DO THIS ▸
Among the lines below, count those with "บแรก". Give the total alone.
----
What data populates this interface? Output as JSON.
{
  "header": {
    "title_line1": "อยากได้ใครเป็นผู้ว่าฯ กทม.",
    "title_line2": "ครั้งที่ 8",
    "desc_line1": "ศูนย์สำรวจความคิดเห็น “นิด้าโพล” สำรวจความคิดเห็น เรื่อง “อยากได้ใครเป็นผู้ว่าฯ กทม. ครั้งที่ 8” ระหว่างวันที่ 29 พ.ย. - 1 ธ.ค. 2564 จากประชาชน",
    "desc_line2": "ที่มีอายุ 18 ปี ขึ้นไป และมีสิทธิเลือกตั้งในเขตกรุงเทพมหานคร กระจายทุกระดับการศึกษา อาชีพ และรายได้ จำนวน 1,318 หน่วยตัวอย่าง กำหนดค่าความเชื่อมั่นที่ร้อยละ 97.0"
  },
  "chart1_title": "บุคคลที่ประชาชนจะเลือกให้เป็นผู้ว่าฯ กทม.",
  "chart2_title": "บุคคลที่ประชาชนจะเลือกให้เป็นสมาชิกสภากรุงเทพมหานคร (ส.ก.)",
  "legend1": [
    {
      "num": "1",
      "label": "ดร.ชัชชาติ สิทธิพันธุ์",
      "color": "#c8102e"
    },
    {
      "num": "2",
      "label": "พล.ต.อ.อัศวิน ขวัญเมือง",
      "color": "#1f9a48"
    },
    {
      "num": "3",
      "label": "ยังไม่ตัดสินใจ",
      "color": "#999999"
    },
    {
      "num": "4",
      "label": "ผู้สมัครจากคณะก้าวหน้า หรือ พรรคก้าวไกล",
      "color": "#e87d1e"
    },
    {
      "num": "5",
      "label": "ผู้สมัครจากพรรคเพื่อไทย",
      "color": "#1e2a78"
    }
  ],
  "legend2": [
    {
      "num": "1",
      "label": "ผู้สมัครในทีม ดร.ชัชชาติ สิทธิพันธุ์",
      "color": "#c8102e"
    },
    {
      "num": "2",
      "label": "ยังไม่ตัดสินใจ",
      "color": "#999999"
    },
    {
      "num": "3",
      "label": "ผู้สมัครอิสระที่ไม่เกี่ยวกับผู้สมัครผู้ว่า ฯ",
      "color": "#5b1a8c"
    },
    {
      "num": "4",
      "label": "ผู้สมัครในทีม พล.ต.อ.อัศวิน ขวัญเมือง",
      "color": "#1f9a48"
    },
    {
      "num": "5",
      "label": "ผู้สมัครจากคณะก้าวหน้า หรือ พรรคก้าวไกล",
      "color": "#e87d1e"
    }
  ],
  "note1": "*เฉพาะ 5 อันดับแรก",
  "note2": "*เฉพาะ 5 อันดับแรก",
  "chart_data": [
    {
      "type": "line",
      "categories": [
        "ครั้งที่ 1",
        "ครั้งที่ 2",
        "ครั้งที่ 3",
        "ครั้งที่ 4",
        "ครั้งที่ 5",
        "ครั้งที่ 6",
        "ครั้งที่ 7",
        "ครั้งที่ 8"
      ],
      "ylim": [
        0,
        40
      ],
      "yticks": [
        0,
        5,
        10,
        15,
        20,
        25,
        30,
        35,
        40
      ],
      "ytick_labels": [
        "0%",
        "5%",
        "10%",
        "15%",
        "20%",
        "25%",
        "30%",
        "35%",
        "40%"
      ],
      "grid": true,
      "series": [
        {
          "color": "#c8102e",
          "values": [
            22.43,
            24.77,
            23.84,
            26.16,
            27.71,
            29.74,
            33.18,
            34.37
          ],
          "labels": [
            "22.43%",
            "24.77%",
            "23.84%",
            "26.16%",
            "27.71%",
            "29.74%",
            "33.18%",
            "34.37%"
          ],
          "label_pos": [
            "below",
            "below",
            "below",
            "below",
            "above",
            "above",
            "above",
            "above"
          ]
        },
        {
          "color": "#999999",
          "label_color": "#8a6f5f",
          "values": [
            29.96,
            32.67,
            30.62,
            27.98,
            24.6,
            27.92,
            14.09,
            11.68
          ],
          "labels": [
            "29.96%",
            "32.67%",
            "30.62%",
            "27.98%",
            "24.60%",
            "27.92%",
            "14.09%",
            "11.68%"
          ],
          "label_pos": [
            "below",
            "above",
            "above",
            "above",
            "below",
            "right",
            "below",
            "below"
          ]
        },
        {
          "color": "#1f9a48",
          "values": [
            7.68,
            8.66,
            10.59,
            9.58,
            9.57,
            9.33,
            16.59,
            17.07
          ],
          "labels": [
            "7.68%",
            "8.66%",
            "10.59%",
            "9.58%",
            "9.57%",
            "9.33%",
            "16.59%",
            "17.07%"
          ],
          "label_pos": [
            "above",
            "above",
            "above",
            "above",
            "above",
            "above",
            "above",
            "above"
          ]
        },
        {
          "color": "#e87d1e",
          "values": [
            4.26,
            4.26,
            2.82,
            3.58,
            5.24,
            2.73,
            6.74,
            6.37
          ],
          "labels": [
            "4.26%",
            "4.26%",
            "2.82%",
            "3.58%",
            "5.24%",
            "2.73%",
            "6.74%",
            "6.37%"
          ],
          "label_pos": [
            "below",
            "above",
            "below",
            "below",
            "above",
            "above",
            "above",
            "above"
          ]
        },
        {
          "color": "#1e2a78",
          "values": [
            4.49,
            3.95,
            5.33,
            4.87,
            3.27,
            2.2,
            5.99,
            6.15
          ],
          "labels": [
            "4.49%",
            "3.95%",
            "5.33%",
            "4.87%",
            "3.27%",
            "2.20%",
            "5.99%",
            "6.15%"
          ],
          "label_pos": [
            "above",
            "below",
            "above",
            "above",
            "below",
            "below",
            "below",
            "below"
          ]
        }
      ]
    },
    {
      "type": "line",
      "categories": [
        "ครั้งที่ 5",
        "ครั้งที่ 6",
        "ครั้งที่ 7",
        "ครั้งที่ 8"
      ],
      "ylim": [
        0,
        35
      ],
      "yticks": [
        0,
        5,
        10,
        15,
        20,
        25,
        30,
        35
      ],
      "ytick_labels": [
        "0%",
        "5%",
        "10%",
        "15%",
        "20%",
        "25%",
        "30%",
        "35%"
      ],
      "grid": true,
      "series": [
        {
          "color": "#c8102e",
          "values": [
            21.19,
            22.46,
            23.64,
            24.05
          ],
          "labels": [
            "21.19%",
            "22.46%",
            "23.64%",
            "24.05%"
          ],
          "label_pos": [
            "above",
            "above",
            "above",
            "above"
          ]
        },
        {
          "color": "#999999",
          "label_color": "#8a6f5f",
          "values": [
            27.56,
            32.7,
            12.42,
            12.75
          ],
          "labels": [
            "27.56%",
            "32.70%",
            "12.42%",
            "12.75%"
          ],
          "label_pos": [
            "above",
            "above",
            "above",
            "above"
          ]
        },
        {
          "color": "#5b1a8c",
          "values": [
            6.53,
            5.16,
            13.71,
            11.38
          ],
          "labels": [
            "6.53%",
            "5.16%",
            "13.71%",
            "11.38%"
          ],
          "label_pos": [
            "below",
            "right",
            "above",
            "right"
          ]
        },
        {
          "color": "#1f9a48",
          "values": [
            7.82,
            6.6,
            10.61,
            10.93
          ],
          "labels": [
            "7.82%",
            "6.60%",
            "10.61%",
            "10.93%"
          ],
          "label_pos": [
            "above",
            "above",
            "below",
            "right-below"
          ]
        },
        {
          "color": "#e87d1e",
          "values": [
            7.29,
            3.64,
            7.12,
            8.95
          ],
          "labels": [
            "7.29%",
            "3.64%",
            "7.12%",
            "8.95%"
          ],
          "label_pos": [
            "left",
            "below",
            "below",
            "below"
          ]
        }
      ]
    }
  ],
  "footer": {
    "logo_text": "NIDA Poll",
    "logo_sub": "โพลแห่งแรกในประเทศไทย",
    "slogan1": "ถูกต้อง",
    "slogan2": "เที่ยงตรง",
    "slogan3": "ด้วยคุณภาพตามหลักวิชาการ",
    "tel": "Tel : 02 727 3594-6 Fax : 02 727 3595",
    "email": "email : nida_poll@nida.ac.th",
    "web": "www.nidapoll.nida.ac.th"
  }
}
----
RESULT ▸
2